* start *
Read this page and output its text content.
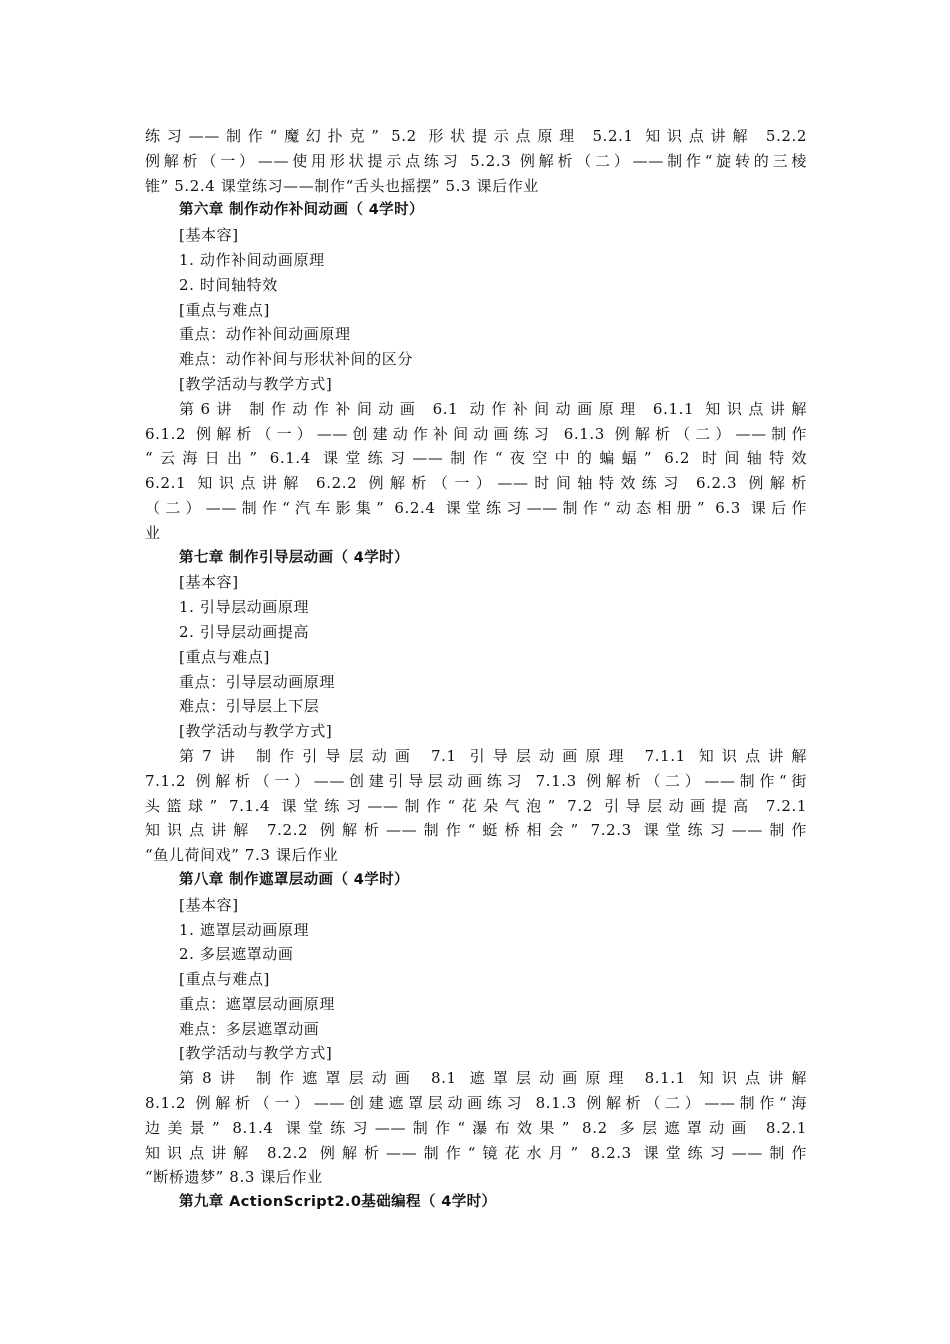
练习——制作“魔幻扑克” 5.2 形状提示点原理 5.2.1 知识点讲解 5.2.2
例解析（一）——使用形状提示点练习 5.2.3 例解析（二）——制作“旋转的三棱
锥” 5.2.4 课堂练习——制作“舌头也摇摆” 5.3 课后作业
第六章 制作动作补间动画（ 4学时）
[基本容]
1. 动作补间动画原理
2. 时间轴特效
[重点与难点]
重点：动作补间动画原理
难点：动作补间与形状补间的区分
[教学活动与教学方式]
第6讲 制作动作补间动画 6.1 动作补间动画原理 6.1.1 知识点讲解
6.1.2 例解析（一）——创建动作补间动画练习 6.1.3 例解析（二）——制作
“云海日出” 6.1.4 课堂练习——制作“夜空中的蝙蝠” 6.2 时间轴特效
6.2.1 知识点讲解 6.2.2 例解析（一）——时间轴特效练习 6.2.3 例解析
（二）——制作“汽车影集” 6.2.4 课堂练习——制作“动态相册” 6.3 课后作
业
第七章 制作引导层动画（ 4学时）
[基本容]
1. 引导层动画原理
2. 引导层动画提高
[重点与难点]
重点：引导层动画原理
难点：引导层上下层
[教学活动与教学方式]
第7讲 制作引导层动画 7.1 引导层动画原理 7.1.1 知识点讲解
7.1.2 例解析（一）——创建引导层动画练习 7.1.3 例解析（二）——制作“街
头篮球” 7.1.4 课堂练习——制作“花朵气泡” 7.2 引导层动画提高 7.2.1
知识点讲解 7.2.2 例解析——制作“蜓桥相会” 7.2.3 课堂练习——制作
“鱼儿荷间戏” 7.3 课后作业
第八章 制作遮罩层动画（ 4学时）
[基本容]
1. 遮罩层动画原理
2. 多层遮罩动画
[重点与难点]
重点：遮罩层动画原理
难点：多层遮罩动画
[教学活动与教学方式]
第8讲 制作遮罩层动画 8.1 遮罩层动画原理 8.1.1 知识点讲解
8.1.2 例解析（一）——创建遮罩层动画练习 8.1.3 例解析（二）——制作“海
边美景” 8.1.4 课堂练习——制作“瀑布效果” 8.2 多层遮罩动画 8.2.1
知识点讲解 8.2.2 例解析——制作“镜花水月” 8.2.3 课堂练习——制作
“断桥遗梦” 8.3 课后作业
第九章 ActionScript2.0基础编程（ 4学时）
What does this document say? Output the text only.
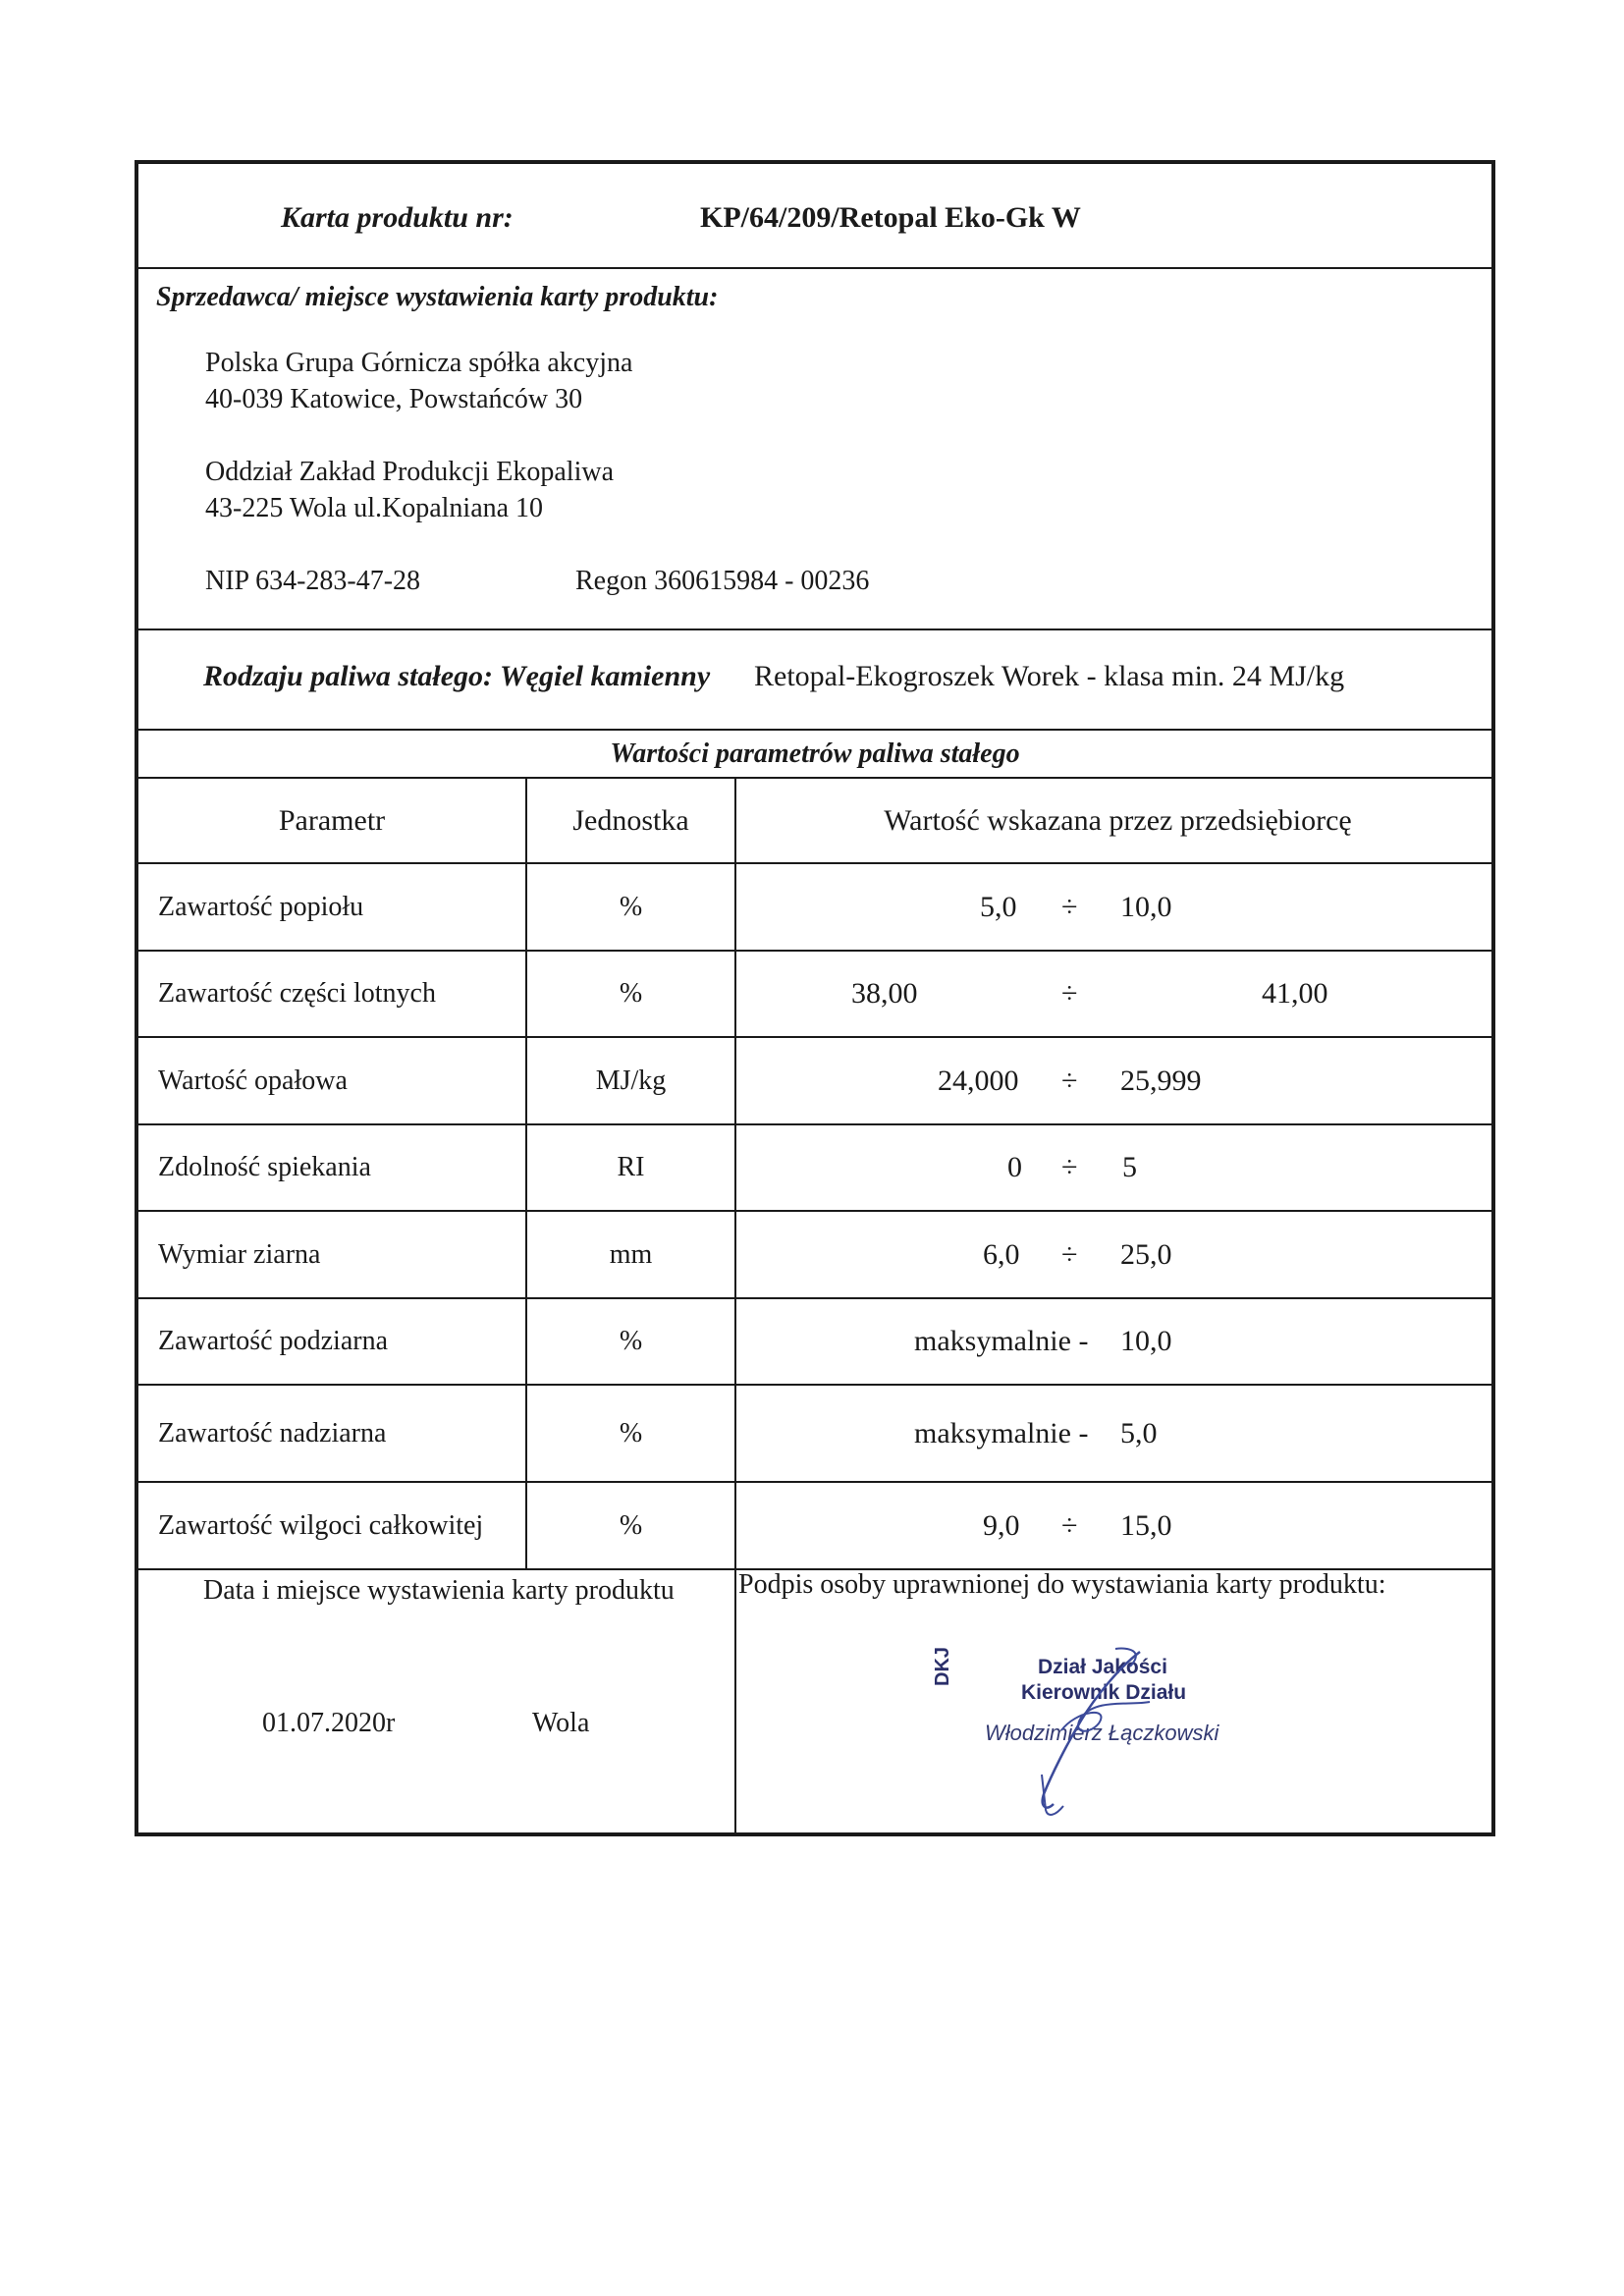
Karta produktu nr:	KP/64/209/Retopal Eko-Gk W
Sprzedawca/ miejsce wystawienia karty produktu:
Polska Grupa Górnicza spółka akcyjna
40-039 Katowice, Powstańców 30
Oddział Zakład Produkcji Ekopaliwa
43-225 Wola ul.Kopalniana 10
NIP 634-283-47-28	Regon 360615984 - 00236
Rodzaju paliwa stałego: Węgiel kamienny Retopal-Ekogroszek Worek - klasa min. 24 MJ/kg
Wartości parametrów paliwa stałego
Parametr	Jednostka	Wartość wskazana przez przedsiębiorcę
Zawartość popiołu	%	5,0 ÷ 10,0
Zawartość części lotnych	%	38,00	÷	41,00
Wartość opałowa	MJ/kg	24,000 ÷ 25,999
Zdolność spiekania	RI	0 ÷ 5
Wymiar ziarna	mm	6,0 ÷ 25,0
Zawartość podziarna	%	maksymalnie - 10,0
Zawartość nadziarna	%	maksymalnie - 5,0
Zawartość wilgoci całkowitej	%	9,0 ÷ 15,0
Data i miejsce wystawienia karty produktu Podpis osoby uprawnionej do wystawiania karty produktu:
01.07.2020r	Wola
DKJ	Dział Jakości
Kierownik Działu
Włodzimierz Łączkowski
* end *
No pictures belong in the copy; quote exactly the lines from the line containing "What does this" through the final line of the material, both ends included.

What does this document say? Output the text only.
Karta produktu nr:	KP/64/209/Retopal Eko-Gk W
Sprzedawca/ miejsce wystawienia karty produktu:
Polska Grupa Górnicza spółka akcyjna
40-039 Katowice, Powstańców 30
Oddział Zakład Produkcji Ekopaliwa
43-225 Wola ul.Kopalniana 10
NIP 634-283-47-28	Regon 360615984 - 00236
Rodzaju paliwa stałego: Węgiel kamienny Retopal-Ekogroszek Worek - klasa min. 24 MJ/kg
Wartości parametrów paliwa stałego
Parametr	Jednostka	Wartość wskazana przez przedsiębiorcę
Zawartość popiołu	%	5,0 ÷ 10,0
Zawartość części lotnych	%	38,00	÷	41,00
Wartość opałowa	MJ/kg	24,000 ÷ 25,999
Zdolność spiekania	RI	0 ÷ 5
Wymiar ziarna	mm	6,0 ÷ 25,0
Zawartość podziarna	%	maksymalnie - 10,0
Zawartość nadziarna	%	maksymalnie - 5,0
Zawartość wilgoci całkowitej	%	9,0 ÷ 15,0
Data i miejsce wystawienia karty produktu Podpis osoby uprawnionej do wystawiania karty produktu:
01.07.2020r	Wola
DKJ	Dział Jakości
Kierownik Działu
Włodzimierz Łączkowski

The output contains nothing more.